▸ Given instruction
Give every line from the entries that contains "hình".

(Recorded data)
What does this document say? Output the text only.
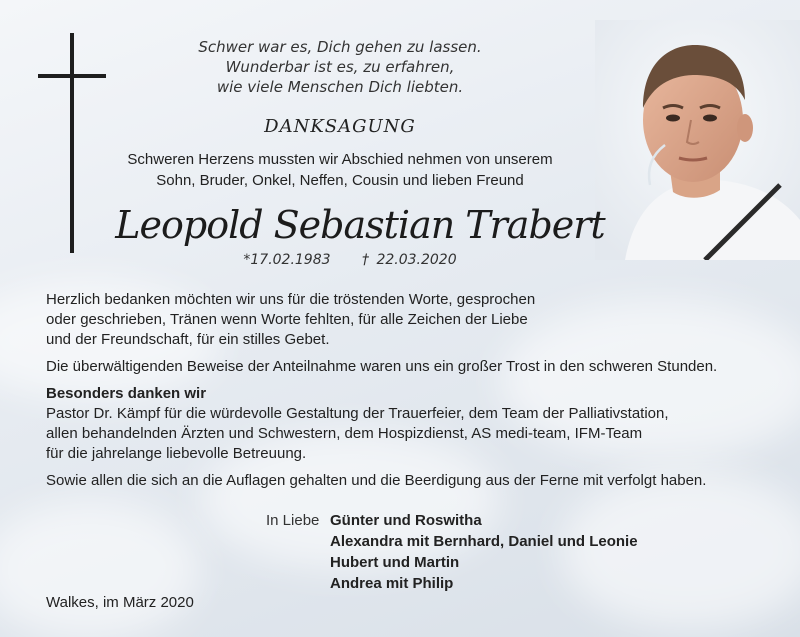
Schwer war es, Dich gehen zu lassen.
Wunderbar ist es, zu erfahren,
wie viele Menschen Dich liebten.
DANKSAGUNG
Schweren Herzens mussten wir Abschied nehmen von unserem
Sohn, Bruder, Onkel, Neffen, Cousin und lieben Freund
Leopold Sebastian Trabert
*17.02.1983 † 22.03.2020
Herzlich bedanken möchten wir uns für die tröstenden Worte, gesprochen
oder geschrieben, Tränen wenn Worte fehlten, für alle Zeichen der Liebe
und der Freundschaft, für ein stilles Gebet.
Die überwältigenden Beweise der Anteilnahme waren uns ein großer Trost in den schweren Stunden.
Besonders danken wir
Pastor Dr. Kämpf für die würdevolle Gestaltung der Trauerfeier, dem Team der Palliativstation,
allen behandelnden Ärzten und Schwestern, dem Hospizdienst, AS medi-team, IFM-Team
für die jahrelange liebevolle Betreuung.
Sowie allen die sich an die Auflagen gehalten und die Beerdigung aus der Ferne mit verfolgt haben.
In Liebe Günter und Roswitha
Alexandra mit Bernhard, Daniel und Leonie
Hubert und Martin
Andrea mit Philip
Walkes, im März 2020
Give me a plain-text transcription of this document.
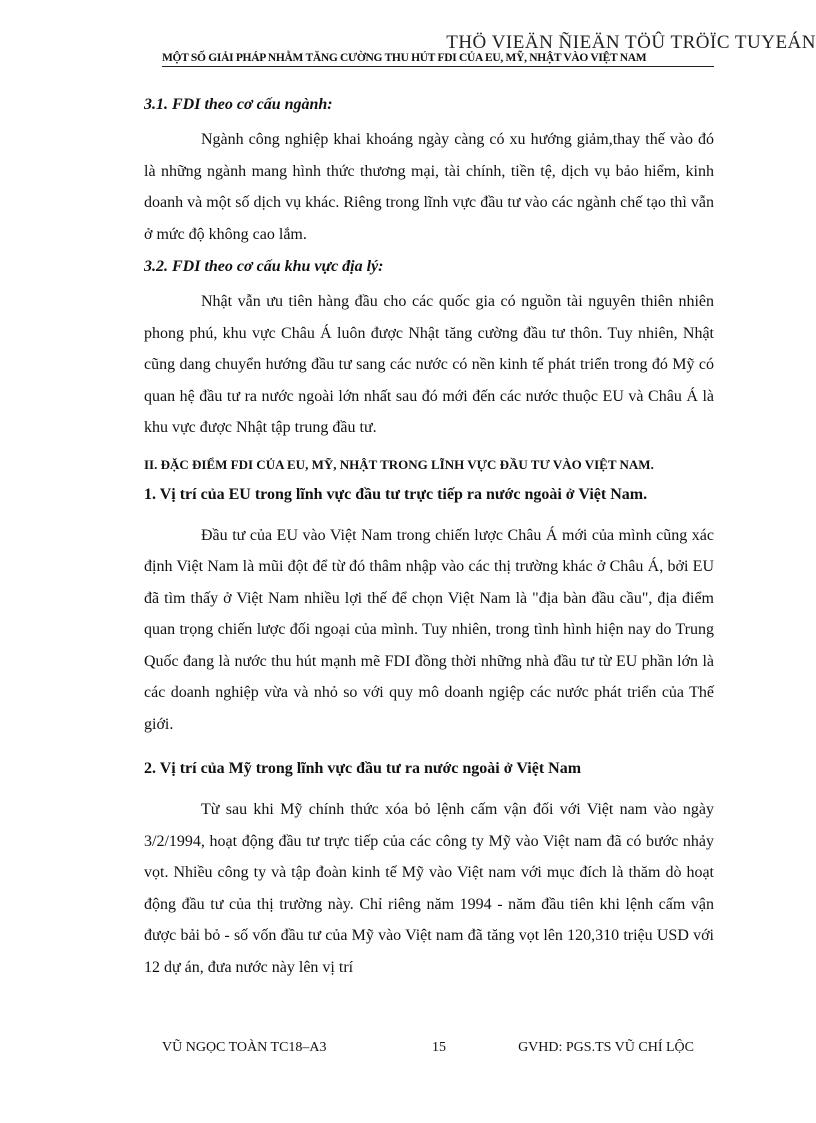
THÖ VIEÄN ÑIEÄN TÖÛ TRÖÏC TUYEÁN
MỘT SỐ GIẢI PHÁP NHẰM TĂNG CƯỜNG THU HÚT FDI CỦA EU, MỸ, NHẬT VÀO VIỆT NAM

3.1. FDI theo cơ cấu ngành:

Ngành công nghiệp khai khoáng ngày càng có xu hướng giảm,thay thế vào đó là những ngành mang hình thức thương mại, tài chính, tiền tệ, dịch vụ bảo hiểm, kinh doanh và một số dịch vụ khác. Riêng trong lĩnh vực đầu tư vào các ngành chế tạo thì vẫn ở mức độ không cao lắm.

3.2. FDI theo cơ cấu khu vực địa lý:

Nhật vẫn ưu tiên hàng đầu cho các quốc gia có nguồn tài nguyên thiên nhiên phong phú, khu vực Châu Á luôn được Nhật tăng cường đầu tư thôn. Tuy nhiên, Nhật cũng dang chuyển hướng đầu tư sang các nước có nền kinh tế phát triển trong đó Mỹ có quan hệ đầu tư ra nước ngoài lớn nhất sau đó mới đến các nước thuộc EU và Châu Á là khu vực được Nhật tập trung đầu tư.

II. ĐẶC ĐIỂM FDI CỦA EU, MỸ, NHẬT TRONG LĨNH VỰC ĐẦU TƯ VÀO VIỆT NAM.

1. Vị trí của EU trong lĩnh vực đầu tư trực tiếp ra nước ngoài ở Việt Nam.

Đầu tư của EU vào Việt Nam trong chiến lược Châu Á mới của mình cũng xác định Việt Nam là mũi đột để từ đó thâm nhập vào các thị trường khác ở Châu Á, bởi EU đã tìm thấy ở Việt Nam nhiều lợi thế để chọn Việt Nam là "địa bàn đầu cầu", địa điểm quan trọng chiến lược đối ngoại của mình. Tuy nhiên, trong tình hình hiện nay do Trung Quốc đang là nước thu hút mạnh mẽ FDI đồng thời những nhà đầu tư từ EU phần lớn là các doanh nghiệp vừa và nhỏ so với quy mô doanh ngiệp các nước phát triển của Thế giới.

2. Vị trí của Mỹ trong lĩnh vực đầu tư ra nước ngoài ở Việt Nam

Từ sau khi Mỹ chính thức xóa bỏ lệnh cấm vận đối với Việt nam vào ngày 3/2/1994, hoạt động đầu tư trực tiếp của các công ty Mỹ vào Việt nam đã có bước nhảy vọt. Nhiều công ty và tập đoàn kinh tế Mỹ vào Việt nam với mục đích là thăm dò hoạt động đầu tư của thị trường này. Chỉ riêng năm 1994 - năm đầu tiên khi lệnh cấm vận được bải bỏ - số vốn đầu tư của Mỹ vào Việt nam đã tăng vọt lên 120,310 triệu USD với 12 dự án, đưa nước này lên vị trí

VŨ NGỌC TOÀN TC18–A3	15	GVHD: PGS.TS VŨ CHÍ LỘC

▸ Exercise answer
Ngành công nghiệp khai khoáng ngày càng có xu hướng giảm,thay thế vào đó là những ngành mang hình thức thương mại, tài chính, tiền tệ, dịch vụ bảo hiểm, kinh doanh và một số dịch vụ khác. Riêng trong lĩnh vực đầu tư vào các ngành chế tạo thì vẫn ở mức độ không cao lắm.
Đầu tư của EU vào Việt Nam trong chiến lược Châu Á mới của mình cũng xác định Việt Nam là mũi đột để từ đó thâm nhập vào các thị trường khác ở Châu Á, bởi EU đã tìm thấy ở Việt Nam nhiều lợi thế để chọn Việt Nam là "địa bàn đầu cầu", địa điểm quan trọng chiến lược đối ngoại của mình. Tuy nhiên, trong tình hình hiện nay do Trung Quốc đang là nước thu hút mạnh mẽ FDI đồng thời những nhà đầu tư từ EU phần lớn là các doanh nghiệp vừa và nhỏ so với quy mô doanh ngiệp các nước phát triển của Thế giới.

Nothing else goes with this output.